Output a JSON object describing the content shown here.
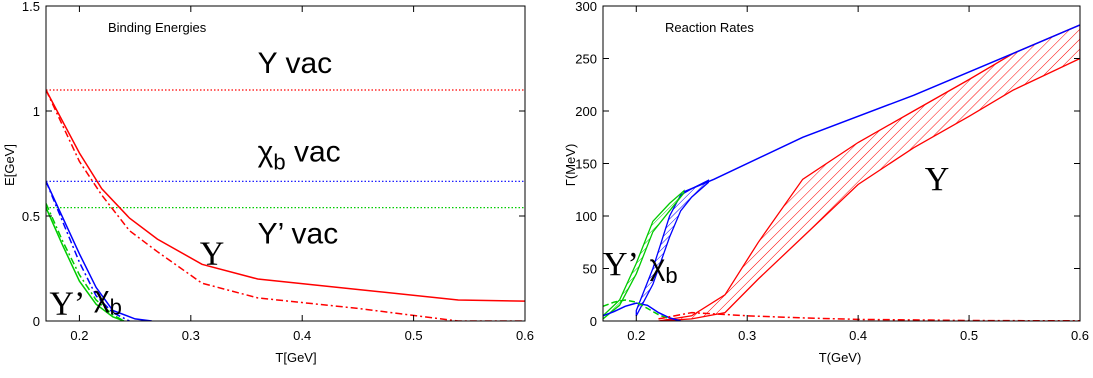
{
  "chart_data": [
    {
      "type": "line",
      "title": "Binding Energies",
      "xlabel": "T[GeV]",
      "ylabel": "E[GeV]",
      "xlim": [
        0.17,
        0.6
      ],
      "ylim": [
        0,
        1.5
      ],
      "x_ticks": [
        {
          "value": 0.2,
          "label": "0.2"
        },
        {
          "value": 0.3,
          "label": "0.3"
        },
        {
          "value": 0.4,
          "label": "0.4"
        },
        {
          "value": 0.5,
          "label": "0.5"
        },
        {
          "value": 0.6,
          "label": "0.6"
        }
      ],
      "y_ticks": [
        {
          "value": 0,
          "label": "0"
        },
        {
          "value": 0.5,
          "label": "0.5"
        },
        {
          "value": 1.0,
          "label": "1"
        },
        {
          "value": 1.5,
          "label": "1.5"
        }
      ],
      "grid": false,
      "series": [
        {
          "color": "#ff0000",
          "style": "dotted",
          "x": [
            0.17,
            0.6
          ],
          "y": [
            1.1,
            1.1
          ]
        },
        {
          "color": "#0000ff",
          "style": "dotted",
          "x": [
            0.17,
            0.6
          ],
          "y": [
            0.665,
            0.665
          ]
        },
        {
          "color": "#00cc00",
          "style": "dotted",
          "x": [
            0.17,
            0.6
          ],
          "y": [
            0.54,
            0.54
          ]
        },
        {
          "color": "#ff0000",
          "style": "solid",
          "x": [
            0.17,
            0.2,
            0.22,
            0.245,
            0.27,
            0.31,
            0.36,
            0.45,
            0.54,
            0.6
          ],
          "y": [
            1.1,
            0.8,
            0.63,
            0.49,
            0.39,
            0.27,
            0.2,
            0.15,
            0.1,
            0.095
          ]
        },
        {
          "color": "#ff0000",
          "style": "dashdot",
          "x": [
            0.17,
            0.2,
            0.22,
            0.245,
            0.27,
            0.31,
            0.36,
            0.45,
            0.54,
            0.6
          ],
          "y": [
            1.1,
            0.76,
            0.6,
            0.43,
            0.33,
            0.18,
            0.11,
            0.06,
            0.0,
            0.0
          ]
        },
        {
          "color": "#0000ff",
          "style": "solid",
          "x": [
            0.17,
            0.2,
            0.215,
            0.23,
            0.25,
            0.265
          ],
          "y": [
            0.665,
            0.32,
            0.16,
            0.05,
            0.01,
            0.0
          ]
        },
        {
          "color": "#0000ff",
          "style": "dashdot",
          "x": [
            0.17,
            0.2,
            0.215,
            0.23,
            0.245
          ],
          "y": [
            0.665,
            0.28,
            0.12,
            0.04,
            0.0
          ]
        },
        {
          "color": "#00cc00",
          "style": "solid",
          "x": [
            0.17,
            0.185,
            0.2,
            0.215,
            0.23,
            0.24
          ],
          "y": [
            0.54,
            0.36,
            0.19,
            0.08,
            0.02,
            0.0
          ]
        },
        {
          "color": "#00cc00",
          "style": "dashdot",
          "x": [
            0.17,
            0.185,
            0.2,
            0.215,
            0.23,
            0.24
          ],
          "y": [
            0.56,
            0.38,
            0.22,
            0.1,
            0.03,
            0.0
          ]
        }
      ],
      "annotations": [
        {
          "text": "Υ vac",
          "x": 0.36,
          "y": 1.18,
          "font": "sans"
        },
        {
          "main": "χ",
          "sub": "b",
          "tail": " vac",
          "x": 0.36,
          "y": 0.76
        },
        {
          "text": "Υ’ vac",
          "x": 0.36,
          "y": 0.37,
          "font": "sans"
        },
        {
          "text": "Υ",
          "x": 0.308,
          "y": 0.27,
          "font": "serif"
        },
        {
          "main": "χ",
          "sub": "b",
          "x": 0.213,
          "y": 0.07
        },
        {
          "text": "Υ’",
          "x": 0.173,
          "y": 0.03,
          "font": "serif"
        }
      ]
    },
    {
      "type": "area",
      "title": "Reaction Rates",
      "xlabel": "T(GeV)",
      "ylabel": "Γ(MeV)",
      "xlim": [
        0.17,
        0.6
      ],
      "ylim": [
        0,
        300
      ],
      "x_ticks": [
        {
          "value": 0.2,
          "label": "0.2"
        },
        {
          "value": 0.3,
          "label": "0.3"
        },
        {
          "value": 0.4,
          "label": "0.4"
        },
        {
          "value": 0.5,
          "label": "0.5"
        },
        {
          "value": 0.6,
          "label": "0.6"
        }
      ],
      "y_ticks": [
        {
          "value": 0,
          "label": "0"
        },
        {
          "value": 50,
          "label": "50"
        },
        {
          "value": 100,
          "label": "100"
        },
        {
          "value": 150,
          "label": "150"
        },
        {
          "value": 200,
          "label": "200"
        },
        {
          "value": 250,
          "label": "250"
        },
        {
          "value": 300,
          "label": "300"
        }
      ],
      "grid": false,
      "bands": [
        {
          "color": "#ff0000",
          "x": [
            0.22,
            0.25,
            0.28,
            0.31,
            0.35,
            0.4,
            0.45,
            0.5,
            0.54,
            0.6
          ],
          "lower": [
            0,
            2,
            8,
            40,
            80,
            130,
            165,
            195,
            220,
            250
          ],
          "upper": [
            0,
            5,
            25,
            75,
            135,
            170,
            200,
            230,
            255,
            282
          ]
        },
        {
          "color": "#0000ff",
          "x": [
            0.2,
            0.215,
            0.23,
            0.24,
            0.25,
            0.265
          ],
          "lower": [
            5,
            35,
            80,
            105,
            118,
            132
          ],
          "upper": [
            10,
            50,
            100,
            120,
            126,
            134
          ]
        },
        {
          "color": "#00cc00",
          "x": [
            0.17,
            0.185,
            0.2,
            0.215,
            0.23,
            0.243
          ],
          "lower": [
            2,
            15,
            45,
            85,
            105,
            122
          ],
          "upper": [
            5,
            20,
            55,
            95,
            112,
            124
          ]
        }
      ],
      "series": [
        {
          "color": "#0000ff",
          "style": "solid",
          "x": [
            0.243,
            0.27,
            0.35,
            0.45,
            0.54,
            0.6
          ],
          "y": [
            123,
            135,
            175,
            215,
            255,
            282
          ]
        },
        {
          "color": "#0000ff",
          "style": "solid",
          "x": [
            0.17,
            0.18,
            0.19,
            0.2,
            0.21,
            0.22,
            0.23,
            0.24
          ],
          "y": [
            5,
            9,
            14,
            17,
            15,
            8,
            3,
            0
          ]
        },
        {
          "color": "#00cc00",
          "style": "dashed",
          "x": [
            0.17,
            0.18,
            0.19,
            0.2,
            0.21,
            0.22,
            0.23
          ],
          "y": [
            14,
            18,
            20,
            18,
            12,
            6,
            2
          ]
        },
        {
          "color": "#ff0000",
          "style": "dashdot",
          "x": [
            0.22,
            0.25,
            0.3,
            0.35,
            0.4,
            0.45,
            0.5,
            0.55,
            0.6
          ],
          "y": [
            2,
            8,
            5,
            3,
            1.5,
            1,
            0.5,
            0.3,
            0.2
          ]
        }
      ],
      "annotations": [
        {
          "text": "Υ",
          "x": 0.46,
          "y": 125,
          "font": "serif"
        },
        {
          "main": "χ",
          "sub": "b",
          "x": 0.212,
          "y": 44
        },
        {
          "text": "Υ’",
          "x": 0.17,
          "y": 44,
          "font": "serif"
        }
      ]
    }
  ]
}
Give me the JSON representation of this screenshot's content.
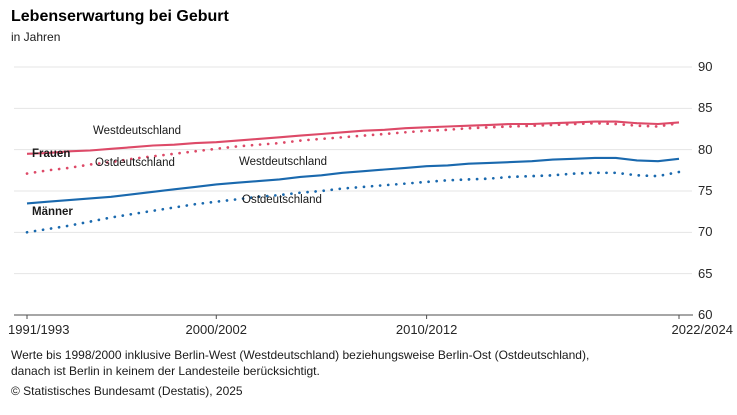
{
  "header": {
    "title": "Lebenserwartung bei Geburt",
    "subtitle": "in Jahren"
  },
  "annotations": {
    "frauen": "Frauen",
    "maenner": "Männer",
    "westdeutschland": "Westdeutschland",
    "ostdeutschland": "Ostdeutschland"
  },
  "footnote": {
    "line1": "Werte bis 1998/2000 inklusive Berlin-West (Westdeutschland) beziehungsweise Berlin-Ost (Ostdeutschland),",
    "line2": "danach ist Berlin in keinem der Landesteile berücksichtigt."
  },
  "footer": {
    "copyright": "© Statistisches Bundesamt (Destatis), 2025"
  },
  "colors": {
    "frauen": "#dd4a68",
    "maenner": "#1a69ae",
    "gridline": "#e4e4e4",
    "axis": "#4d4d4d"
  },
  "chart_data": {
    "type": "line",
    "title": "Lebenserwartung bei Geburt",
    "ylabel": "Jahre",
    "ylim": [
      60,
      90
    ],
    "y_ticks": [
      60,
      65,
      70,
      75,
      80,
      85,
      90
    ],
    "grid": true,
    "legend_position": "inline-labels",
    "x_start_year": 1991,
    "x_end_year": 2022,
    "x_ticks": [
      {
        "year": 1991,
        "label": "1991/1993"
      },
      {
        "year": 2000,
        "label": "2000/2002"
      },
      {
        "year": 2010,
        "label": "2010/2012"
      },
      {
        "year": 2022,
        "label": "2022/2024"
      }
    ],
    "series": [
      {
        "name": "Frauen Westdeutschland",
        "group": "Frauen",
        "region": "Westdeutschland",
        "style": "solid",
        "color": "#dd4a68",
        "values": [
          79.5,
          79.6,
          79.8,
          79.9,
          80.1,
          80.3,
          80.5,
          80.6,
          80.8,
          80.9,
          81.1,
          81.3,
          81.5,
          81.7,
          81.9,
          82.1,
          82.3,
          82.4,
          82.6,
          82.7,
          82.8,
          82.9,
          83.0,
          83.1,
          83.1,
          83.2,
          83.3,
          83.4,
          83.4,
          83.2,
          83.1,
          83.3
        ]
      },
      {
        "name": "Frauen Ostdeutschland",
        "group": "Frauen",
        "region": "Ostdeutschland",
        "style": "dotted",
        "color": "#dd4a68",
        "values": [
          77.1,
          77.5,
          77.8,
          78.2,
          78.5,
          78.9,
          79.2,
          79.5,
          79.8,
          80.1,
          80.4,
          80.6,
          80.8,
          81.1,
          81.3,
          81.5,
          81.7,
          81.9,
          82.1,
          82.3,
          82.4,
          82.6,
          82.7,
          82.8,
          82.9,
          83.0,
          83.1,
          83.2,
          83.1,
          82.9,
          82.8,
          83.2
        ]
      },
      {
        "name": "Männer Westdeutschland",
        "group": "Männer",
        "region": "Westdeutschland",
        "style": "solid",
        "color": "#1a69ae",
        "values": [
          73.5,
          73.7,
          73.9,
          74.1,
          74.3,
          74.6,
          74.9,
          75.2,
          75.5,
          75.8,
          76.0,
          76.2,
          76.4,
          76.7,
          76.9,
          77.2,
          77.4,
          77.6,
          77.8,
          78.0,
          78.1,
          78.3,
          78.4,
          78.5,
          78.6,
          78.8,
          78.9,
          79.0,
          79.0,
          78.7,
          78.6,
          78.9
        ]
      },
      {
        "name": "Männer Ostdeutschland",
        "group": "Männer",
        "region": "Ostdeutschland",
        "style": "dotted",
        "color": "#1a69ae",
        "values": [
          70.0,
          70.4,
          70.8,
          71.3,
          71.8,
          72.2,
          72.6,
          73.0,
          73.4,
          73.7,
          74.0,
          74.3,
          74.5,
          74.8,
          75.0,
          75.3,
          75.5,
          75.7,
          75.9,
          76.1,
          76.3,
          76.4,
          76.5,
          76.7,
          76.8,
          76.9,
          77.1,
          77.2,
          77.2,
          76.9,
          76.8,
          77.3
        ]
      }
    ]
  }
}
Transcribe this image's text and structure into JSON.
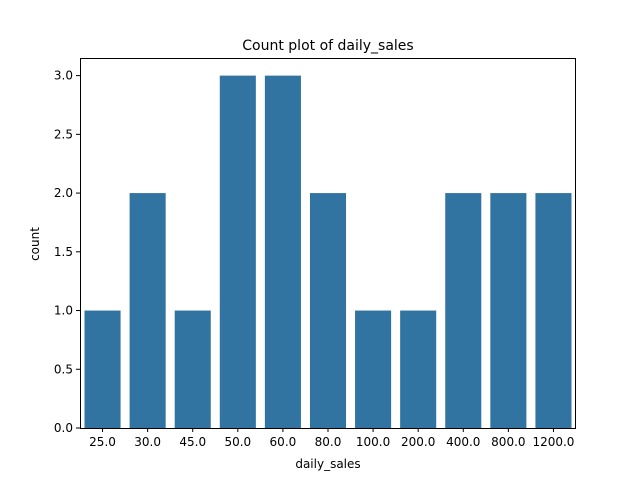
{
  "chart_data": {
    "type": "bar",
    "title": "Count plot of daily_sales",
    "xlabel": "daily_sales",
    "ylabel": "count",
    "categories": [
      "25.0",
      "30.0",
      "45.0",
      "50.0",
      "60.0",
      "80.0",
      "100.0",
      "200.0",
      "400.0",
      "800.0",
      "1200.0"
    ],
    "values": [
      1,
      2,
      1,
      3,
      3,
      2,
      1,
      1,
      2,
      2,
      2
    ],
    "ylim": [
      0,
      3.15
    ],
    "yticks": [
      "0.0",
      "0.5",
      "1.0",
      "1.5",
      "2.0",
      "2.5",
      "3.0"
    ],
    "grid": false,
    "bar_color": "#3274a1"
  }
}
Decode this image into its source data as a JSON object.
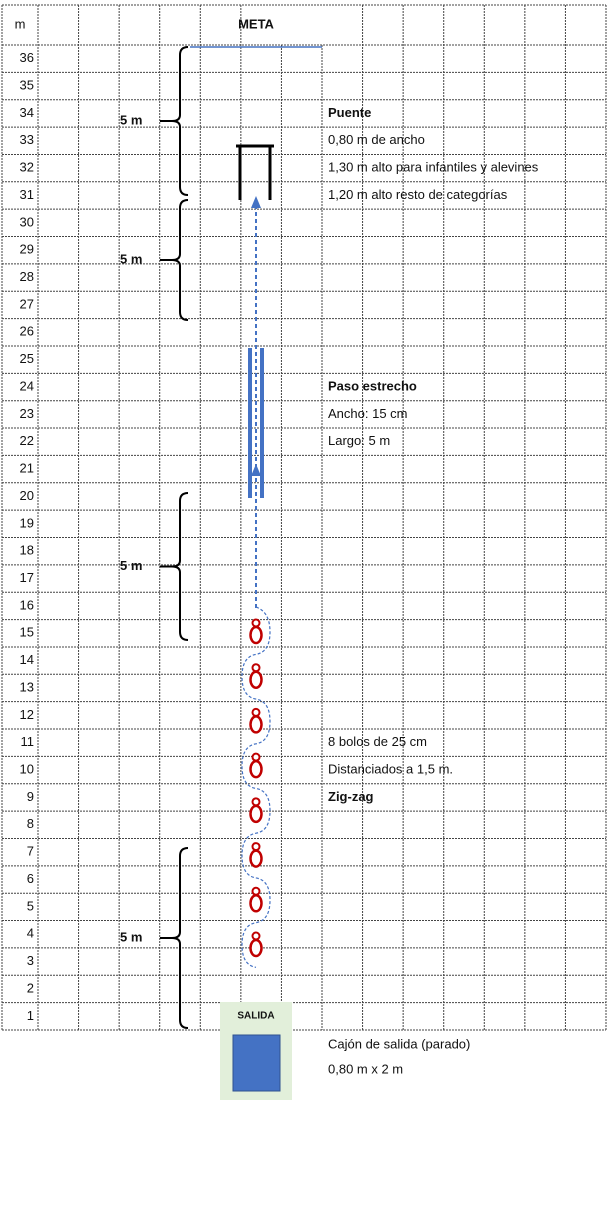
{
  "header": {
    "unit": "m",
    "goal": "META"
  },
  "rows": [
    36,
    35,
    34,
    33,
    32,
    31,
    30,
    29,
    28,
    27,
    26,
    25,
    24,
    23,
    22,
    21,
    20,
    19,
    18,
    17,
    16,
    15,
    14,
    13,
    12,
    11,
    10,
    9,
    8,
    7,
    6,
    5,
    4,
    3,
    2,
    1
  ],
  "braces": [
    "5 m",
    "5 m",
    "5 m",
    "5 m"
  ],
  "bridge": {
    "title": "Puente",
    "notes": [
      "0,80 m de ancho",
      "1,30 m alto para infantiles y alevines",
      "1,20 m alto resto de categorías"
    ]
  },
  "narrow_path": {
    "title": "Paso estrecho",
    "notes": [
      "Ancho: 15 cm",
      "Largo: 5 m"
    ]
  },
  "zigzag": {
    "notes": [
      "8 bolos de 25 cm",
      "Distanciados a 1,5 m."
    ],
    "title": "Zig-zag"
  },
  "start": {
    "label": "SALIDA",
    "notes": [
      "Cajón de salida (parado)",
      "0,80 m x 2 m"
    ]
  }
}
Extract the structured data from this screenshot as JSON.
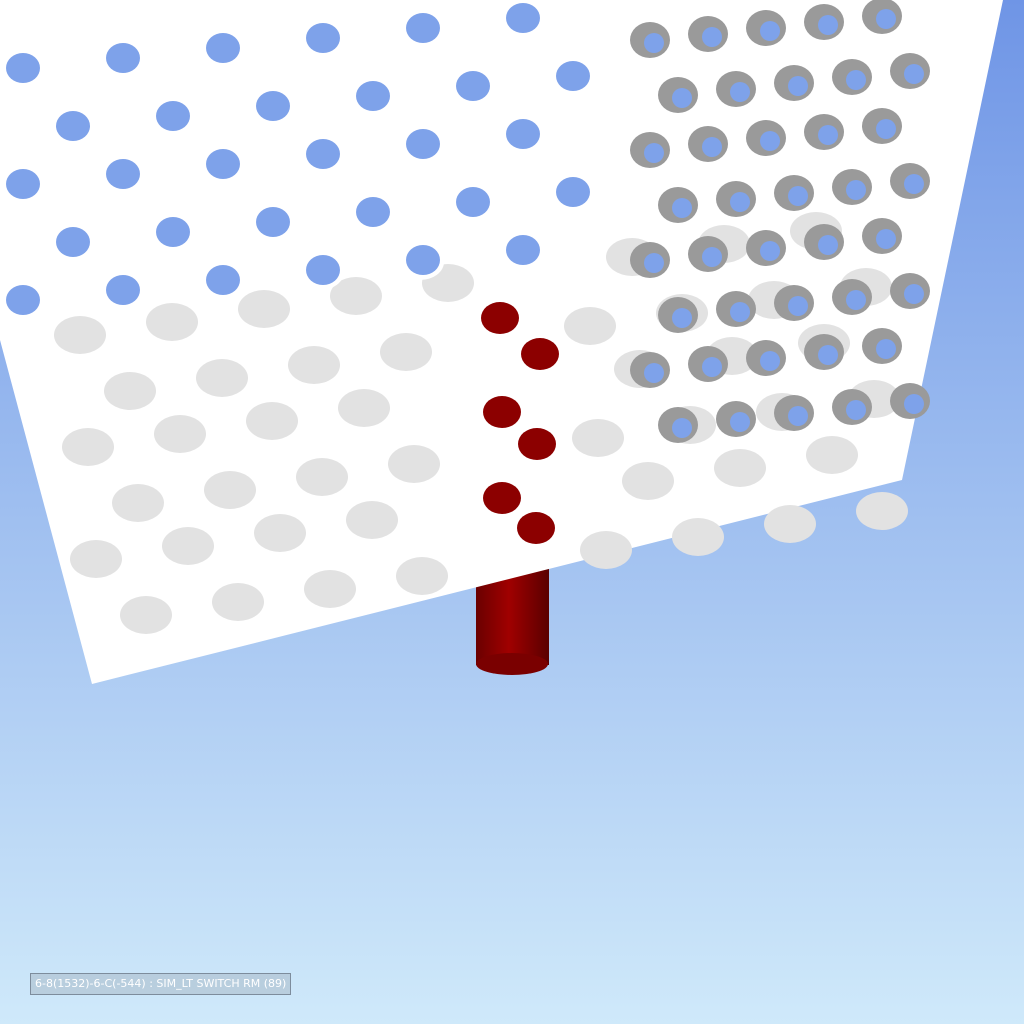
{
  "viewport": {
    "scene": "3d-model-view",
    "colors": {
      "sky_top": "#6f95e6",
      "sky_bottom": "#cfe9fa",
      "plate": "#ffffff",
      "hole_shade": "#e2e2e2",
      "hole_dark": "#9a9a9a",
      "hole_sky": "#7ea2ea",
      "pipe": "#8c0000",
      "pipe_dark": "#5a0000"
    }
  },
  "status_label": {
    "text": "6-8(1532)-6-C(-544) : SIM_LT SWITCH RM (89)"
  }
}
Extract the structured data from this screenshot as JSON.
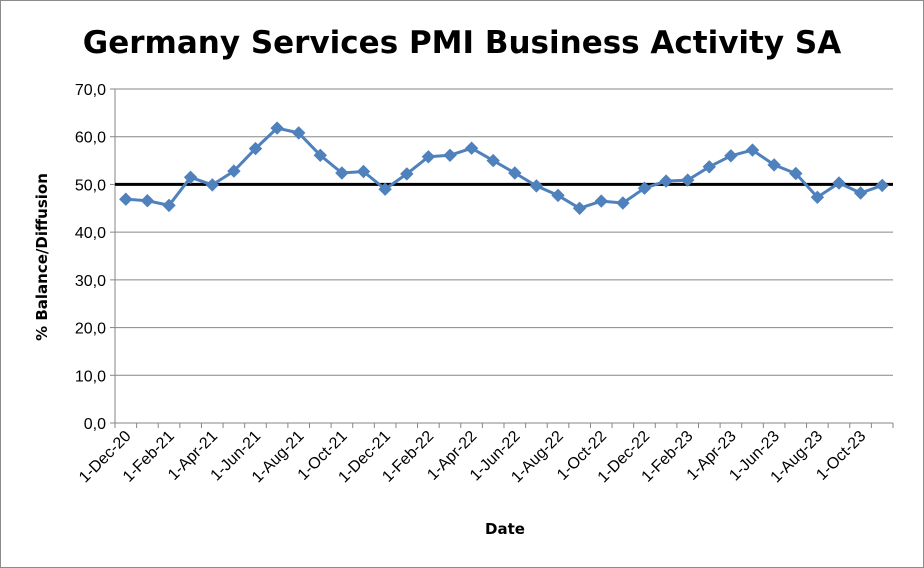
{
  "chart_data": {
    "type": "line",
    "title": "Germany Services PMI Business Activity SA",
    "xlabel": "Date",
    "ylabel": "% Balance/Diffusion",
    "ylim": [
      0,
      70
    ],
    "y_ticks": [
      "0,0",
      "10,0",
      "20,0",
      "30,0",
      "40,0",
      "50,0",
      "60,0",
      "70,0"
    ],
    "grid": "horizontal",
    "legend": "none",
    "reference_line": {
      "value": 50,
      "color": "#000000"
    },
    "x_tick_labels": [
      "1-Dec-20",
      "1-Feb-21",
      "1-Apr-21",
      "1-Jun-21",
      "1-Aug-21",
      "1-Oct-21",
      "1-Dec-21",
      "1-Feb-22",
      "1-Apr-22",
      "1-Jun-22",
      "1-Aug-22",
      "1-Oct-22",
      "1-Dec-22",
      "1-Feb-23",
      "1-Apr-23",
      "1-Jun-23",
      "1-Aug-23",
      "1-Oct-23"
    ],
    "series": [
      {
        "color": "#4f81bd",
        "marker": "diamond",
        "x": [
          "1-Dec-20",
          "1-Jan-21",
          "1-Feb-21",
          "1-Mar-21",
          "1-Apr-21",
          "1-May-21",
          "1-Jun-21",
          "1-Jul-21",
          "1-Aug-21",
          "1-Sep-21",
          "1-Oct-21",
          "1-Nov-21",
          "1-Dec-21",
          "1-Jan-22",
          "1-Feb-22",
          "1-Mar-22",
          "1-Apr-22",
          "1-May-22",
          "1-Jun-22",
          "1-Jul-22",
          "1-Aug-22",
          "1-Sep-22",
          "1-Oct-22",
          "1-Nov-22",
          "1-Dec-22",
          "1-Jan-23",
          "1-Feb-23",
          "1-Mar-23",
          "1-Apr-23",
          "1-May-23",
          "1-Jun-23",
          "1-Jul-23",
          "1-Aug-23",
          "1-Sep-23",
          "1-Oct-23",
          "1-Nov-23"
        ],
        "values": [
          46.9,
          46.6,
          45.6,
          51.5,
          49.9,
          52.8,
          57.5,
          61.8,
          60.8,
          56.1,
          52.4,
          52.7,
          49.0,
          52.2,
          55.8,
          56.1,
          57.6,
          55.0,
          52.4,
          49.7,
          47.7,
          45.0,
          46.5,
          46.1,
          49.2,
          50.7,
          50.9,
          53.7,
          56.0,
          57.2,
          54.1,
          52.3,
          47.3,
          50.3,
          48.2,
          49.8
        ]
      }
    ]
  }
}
------
◆ WHAT IS EXPECTED: Return each line of the data that contains the string "object".

◆ RESULT:
Output a JSON object describing the content shown here.
Decode this image into its source data as a JSON object.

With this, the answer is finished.